REQUIRED WORK
Your task is to output the data exactly as it stands.

## BEGIN PROVIDED RECORDS

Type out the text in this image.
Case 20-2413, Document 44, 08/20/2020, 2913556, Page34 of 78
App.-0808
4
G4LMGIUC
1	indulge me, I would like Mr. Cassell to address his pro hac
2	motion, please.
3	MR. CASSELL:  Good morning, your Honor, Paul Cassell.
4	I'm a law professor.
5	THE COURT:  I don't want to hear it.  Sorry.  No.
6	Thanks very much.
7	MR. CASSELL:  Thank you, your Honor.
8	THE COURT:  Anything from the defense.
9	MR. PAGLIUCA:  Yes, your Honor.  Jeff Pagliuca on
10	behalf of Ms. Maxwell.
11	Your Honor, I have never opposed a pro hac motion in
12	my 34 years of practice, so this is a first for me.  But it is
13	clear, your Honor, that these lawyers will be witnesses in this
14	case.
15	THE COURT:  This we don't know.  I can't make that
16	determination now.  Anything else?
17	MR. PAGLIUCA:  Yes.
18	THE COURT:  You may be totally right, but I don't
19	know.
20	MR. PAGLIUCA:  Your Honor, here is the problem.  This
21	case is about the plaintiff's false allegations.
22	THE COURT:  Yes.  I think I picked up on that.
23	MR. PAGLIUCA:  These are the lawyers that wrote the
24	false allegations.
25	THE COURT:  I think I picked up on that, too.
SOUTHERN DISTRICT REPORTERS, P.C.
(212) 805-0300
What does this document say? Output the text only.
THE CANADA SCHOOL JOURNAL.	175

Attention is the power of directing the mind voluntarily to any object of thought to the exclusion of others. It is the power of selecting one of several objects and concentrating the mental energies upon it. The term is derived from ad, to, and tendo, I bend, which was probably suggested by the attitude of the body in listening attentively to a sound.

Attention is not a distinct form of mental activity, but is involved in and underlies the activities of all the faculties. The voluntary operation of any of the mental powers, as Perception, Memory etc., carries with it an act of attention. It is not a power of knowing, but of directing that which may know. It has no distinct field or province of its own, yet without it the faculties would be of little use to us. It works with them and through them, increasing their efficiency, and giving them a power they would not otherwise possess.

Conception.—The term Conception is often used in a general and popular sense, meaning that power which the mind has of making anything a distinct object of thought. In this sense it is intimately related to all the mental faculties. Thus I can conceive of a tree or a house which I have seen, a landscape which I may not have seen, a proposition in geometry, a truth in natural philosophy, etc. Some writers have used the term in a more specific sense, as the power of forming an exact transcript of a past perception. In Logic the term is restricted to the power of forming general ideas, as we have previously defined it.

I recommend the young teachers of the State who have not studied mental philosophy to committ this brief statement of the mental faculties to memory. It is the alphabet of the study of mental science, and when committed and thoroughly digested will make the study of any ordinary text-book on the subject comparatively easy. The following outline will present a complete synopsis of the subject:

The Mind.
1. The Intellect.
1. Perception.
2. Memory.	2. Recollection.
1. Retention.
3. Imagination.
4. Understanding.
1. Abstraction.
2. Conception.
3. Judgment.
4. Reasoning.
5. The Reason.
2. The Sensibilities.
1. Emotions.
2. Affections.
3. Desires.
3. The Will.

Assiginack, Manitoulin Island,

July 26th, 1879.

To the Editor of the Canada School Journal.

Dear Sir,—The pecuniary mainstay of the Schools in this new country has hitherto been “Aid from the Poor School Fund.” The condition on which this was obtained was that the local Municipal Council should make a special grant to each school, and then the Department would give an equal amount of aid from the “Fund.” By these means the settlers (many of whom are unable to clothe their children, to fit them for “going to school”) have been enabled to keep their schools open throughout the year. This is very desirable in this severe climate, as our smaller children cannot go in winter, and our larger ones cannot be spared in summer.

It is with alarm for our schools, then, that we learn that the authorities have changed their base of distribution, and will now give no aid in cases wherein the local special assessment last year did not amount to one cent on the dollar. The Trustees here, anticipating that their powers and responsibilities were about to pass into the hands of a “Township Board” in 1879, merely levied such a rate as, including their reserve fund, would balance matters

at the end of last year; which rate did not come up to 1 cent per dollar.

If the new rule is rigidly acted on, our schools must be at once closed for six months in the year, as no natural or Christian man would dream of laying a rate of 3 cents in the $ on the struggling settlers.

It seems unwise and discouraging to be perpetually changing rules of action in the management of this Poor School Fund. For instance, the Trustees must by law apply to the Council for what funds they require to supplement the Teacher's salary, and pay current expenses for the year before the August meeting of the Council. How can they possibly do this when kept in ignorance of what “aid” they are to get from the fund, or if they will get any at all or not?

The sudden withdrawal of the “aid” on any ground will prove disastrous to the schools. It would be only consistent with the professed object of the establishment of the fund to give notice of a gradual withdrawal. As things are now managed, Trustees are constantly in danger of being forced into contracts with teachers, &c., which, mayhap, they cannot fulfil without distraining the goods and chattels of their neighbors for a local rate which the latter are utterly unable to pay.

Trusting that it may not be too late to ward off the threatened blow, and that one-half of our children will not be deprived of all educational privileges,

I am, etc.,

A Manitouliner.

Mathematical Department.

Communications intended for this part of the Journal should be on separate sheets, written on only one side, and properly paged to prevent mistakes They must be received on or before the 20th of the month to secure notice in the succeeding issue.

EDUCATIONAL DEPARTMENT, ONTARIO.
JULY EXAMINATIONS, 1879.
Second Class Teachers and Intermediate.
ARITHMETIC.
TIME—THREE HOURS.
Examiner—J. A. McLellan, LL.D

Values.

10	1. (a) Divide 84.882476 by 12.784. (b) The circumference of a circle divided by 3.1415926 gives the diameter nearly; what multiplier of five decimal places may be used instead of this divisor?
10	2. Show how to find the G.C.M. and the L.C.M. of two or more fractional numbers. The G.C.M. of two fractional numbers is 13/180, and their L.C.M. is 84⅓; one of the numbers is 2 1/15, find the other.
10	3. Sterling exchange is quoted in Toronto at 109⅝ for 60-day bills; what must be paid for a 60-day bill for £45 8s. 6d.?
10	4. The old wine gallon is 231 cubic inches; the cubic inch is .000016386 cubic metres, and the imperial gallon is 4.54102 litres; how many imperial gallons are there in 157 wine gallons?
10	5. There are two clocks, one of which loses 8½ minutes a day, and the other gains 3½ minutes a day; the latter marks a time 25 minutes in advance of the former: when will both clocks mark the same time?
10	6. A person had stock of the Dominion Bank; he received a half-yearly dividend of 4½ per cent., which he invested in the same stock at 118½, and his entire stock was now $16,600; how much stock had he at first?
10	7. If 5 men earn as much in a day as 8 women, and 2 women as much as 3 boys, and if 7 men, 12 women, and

## END PROVIDED RECORDS

RESPONSE
Type out the text in this image.
Case 20-2413, Document 44, 08/20/2020, 2913556, Page34 of 78
App.-0808
4
G4LMGIUC
1	indulge me, I would like Mr. Cassell to address his pro hac
2	motion, please.
3	MR. CASSELL:  Good morning, your Honor, Paul Cassell.
4	I'm a law professor.
5	THE COURT:  I don't want to hear it.  Sorry.  No.
6	Thanks very much.
7	MR. CASSELL:  Thank you, your Honor.
8	THE COURT:  Anything from the defense.
9	MR. PAGLIUCA:  Yes, your Honor.  Jeff Pagliuca on
10	behalf of Ms. Maxwell.
11	Your Honor, I have never opposed a pro hac motion in
12	my 34 years of practice, so this is a first for me.  But it is
13	clear, your Honor, that these lawyers will be witnesses in this
14	case.
15	THE COURT:  This we don't know.  I can't make that
16	determination now.  Anything else?
17	MR. PAGLIUCA:  Yes.
18	THE COURT:  You may be totally right, but I don't
19	know.
20	MR. PAGLIUCA:  Your Honor, here is the problem.  This
21	case is about the plaintiff's false allegations.
22	THE COURT:  Yes.  I think I picked up on that.
23	MR. PAGLIUCA:  These are the lawyers that wrote the
24	false allegations.
25	THE COURT:  I think I picked up on that, too.
SOUTHERN DISTRICT REPORTERS, P.C.
(212) 805-0300
What does this document say? Output the text only.
THE CANADA SCHOOL JOURNAL.	175

Attention is the power of directing the mind voluntarily to any object of thought to the exclusion of others. It is the power of selecting one of several objects and concentrating the mental energies upon it. The term is derived from ad, to, and tendo, I bend, which was probably suggested by the attitude of the body in listening attentively to a sound.

Attention is not a distinct form of mental activity, but is involved in and underlies the activities of all the faculties. The voluntary operation of any of the mental powers, as Perception, Memory etc., carries with it an act of attention. It is not a power of knowing, but of directing that which may know. It has no distinct field or province of its own, yet without it the faculties would be of little use to us. It works with them and through them, increasing their efficiency, and giving them a power they would not otherwise possess.

Conception.—The term Conception is often used in a general and popular sense, meaning that power which the mind has of making anything a distinct object of thought. In this sense it is intimately related to all the mental faculties. Thus I can conceive of a tree or a house which I have seen, a landscape which I may not have seen, a proposition in geometry, a truth in natural philosophy, etc. Some writers have used the term in a more specific sense, as the power of forming an exact transcript of a past perception. In Logic the term is restricted to the power of forming general ideas, as we have previously defined it.

I recommend the young teachers of the State who have not studied mental philosophy to committ this brief statement of the mental faculties to memory. It is the alphabet of the study of mental science, and when committed and thoroughly digested will make the study of any ordinary text-book on the subject comparatively easy. The following outline will present a complete synopsis of the subject:

The Mind.
1. The Intellect.
1. Perception.
2. Memory.	2. Recollection.
1. Retention.
3. Imagination.
4. Understanding.
1. Abstraction.
2. Conception.
3. Judgment.
4. Reasoning.
5. The Reason.
2. The Sensibilities.
1. Emotions.
2. Affections.
3. Desires.
3. The Will.

Assiginack, Manitoulin Island,

July 26th, 1879.

To the Editor of the Canada School Journal.

Dear Sir,—The pecuniary mainstay of the Schools in this new country has hitherto been “Aid from the Poor School Fund.” The condition on which this was obtained was that the local Municipal Council should make a special grant to each school, and then the Department would give an equal amount of aid from the “Fund.” By these means the settlers (many of whom are unable to clothe their children, to fit them for “going to school”) have been enabled to keep their schools open throughout the year. This is very desirable in this severe climate, as our smaller children cannot go in winter, and our larger ones cannot be spared in summer.

It is with alarm for our schools, then, that we learn that the authorities have changed their base of distribution, and will now give no aid in cases wherein the local special assessment last year did not amount to one cent on the dollar. The Trustees here, anticipating that their powers and responsibilities were about to pass into the hands of a “Township Board” in 1879, merely levied such a rate as, including their reserve fund, would balance matters

at the end of last year; which rate did not come up to 1 cent per dollar.

If the new rule is rigidly acted on, our schools must be at once closed for six months in the year, as no natural or Christian man would dream of laying a rate of 3 cents in the $ on the struggling settlers.

It seems unwise and discouraging to be perpetually changing rules of action in the management of this Poor School Fund. For instance, the Trustees must by law apply to the Council for what funds they require to supplement the Teacher's salary, and pay current expenses for the year before the August meeting of the Council. How can they possibly do this when kept in ignorance of what “aid” they are to get from the fund, or if they will get any at all or not?

The sudden withdrawal of the “aid” on any ground will prove disastrous to the schools. It would be only consistent with the professed object of the establishment of the fund to give notice of a gradual withdrawal. As things are now managed, Trustees are constantly in danger of being forced into contracts with teachers, &c., which, mayhap, they cannot fulfil without distraining the goods and chattels of their neighbors for a local rate which the latter are utterly unable to pay.

Trusting that it may not be too late to ward off the threatened blow, and that one-half of our children will not be deprived of all educational privileges,

I am, etc.,

A Manitouliner.

Mathematical Department.

Communications intended for this part of the Journal should be on separate sheets, written on only one side, and properly paged to prevent mistakes They must be received on or before the 20th of the month to secure notice in the succeeding issue.

EDUCATIONAL DEPARTMENT, ONTARIO.
JULY EXAMINATIONS, 1879.
Second Class Teachers and Intermediate.
ARITHMETIC.
TIME—THREE HOURS.
Examiner—J. A. McLellan, LL.D

Values.

10	1. (a) Divide 84.882476 by 12.784. (b) The circumference of a circle divided by 3.1415926 gives the diameter nearly; what multiplier of five decimal places may be used instead of this divisor?
10	2. Show how to find the G.C.M. and the L.C.M. of two or more fractional numbers. The G.C.M. of two fractional numbers is 13/180, and their L.C.M. is 84⅓; one of the numbers is 2 1/15, find the other.
10	3. Sterling exchange is quoted in Toronto at 109⅝ for 60-day bills; what must be paid for a 60-day bill for £45 8s. 6d.?
10	4. The old wine gallon is 231 cubic inches; the cubic inch is .000016386 cubic metres, and the imperial gallon is 4.54102 litres; how many imperial gallons are there in 157 wine gallons?
10	5. There are two clocks, one of which loses 8½ minutes a day, and the other gains 3½ minutes a day; the latter marks a time 25 minutes in advance of the former: when will both clocks mark the same time?
10	6. A person had stock of the Dominion Bank; he received a half-yearly dividend of 4½ per cent., which he invested in the same stock at 118½, and his entire stock was now $16,600; how much stock had he at first?
10	7. If 5 men earn as much in a day as 8 women, and 2 women as much as 3 boys, and if 7 men, 12 women, and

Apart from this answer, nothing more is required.